--- begin GIVEN DATA ---
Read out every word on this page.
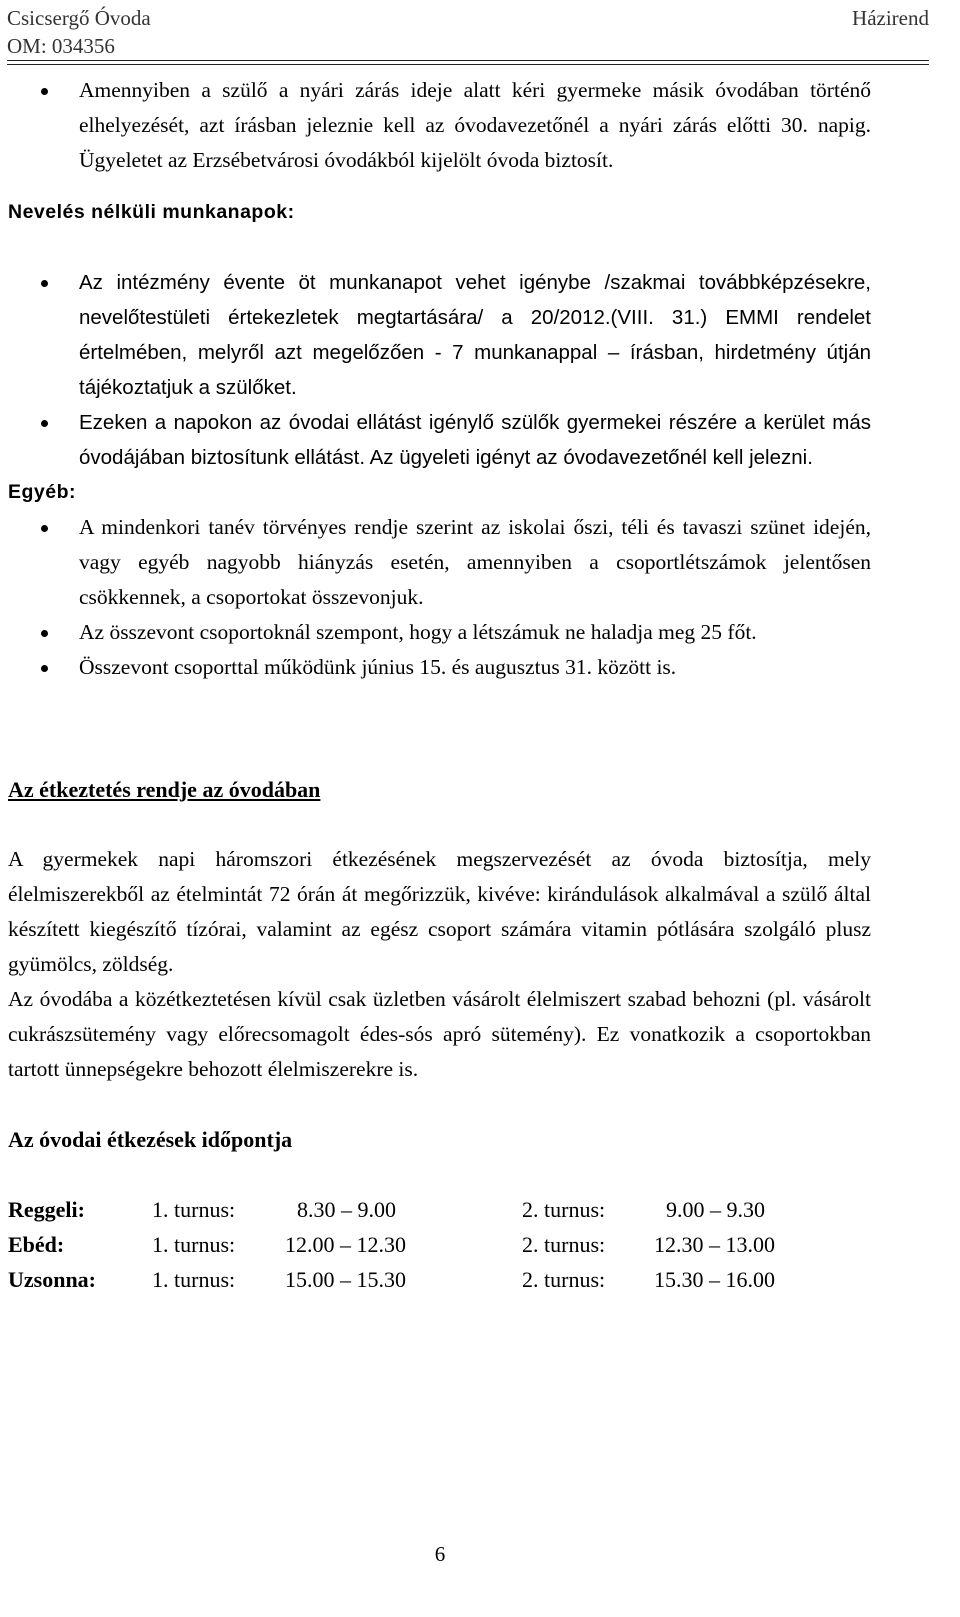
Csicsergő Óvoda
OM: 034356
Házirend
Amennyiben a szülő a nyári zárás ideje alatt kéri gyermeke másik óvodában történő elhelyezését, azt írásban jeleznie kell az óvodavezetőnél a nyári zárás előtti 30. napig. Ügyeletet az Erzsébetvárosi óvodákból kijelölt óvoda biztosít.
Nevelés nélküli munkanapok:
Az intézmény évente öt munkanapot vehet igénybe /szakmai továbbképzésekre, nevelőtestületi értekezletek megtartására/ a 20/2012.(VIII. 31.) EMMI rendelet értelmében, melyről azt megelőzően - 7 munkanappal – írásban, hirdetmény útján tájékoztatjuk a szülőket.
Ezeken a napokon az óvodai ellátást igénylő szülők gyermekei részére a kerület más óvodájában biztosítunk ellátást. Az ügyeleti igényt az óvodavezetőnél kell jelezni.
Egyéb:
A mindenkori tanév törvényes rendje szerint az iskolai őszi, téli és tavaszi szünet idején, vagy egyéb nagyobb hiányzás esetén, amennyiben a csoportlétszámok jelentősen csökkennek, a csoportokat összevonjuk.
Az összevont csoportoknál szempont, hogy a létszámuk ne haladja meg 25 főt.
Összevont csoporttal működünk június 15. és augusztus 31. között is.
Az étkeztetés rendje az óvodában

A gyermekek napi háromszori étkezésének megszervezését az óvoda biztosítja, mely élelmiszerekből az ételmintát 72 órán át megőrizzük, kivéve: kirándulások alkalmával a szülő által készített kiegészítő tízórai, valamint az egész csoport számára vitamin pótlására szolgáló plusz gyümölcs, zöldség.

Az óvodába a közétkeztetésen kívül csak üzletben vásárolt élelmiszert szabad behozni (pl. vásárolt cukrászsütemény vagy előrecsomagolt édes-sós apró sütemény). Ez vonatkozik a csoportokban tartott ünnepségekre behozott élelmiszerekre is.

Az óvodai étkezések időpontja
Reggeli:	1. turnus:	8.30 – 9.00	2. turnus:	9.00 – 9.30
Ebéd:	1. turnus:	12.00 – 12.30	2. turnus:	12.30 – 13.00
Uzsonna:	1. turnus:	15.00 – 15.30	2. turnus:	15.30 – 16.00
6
--- end GIVEN DATA ---
--- begin GIVEN DATA ---
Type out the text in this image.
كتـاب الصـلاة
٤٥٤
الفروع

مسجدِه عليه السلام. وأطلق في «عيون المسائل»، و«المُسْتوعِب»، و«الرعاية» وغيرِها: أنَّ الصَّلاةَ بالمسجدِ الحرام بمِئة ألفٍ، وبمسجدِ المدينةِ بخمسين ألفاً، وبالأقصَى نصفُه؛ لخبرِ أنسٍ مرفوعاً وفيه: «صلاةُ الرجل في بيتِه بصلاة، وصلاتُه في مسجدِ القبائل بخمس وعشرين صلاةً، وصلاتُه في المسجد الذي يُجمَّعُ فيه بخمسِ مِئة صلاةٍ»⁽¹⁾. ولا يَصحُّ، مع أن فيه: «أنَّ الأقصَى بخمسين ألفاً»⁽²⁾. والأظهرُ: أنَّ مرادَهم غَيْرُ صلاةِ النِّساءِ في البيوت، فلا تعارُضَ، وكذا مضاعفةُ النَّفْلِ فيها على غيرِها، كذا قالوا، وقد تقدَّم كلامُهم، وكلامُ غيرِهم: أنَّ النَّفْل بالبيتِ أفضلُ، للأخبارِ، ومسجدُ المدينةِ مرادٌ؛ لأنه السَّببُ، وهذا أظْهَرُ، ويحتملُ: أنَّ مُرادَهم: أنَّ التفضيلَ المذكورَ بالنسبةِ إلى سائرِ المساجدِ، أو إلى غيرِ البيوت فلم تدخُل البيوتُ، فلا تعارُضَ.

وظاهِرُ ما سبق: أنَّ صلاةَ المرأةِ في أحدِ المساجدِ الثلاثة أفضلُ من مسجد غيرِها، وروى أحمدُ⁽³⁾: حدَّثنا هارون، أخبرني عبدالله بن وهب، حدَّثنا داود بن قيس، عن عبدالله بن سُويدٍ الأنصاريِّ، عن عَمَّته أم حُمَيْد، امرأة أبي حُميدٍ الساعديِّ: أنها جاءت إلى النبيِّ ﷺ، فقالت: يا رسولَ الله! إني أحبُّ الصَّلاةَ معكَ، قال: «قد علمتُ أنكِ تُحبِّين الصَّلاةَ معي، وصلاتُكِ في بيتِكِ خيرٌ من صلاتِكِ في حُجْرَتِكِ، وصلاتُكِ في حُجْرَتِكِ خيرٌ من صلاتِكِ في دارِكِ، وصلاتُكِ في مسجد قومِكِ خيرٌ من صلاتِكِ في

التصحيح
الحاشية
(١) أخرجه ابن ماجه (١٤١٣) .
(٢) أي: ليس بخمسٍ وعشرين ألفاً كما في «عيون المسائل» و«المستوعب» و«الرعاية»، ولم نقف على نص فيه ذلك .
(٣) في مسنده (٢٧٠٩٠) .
--- end GIVEN DATA ---
**EXERCISE:** Locate the word "rendje" in the records and collect each line it appears in.

**RESPONSE TO THIS TASK:**
A mindenkori tanév törvényes rendje szerint az iskolai őszi, téli és tavaszi szünet idején, vagy egyéb nagyobb hiányzás esetén, amennyiben a csoportlétszámok jelentősen csökkennek, a csoportokat összevonjuk.
Az étkeztetés rendje az óvodában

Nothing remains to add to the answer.